* _Exercise_
Report every line of the entries below that contains the string "Settings".

* _Material for this task_
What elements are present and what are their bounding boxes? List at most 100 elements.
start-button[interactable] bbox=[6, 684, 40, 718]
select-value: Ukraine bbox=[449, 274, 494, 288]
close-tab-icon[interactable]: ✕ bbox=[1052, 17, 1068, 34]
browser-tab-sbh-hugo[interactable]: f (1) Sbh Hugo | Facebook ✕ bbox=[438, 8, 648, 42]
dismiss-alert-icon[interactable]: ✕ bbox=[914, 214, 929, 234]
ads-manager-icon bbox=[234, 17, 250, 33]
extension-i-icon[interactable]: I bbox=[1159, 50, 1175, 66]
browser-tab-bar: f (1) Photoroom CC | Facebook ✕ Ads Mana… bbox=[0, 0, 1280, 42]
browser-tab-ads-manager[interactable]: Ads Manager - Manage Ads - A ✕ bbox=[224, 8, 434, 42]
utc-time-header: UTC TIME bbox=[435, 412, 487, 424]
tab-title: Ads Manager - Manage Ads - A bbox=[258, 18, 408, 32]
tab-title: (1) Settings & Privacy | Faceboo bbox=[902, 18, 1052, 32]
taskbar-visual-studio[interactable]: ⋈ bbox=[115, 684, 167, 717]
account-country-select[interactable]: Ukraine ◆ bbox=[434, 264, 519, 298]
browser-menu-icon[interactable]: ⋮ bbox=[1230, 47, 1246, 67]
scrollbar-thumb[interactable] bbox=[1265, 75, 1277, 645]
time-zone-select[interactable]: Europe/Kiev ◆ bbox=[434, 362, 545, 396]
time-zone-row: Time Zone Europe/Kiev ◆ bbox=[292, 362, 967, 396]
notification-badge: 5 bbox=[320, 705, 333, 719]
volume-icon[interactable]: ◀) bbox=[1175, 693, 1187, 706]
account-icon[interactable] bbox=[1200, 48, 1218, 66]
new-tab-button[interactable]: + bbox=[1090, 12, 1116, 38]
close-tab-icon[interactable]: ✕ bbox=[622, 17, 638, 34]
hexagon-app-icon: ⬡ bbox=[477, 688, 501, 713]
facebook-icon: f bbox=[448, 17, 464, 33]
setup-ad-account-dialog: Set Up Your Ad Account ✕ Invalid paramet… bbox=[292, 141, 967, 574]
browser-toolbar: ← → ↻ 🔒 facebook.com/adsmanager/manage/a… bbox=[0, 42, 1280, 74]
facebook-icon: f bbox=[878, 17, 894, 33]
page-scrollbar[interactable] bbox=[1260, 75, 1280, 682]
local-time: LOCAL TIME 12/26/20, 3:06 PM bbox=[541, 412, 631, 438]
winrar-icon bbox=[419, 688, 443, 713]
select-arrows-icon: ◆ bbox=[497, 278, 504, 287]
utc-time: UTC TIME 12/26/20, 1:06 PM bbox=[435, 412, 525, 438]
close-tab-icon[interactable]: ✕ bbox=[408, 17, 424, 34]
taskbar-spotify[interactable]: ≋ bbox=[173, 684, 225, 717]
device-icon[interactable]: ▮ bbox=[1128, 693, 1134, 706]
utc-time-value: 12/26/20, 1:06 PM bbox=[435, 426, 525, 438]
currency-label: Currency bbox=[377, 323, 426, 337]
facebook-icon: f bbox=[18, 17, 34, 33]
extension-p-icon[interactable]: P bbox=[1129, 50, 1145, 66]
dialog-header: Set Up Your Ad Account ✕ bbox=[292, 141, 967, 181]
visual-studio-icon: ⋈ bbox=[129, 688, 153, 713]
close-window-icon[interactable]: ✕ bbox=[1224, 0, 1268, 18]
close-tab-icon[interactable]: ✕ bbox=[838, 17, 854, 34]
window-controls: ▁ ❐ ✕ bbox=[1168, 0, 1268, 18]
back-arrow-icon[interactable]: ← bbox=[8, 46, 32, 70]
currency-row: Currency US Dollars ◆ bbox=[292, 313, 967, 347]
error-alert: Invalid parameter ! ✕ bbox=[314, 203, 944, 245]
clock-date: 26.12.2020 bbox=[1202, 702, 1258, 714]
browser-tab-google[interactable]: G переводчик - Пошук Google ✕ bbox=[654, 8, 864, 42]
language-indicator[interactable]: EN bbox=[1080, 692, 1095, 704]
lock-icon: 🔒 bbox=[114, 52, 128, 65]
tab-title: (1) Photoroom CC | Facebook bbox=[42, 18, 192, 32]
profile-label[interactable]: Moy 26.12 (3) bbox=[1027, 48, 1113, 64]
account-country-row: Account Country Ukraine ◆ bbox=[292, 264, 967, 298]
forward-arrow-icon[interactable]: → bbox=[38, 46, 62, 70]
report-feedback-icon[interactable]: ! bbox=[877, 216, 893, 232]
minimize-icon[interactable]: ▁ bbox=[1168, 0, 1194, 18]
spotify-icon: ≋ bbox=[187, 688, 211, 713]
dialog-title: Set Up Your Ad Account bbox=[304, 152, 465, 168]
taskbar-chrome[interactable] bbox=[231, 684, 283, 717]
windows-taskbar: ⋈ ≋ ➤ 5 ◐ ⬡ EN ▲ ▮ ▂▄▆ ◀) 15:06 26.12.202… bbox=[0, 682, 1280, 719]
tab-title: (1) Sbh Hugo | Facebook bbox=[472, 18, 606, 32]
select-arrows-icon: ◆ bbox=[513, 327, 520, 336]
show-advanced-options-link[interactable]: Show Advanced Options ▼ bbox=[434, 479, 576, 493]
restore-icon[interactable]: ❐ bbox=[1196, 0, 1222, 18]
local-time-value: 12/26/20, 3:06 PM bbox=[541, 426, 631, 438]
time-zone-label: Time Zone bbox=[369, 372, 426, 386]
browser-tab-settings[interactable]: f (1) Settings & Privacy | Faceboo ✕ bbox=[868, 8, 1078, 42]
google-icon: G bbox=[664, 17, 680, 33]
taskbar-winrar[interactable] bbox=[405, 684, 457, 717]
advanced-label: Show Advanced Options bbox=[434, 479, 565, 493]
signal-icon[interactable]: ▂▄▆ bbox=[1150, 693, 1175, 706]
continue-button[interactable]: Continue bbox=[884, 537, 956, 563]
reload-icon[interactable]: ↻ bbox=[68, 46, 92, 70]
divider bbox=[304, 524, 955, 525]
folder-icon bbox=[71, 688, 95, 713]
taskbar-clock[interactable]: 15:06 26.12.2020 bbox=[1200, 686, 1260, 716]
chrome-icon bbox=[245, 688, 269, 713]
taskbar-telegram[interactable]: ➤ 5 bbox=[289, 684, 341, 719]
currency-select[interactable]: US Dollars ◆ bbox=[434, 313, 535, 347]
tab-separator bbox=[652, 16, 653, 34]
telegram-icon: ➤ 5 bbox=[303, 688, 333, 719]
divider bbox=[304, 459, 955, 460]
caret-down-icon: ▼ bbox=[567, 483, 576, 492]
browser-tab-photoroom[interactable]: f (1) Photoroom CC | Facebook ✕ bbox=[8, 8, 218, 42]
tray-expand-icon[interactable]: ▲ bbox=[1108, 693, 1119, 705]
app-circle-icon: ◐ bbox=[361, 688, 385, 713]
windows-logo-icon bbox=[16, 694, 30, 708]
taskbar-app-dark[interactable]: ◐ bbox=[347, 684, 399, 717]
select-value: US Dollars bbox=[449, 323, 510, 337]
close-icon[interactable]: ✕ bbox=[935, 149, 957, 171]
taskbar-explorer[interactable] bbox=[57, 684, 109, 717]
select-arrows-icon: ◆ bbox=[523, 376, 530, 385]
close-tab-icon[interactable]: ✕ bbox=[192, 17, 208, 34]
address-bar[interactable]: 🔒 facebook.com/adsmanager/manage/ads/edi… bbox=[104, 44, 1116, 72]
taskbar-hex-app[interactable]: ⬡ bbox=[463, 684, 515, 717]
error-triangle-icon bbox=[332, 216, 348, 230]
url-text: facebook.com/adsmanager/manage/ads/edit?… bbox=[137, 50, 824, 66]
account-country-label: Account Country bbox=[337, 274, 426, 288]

* _Answer to this task_
tab-title: (1) Settings & Privacy | Faceboo bbox=[902, 18, 1052, 32]
browser-tab-settings[interactable]: f (1) Settings & Privacy | Faceboo ✕ bbox=[868, 8, 1078, 42]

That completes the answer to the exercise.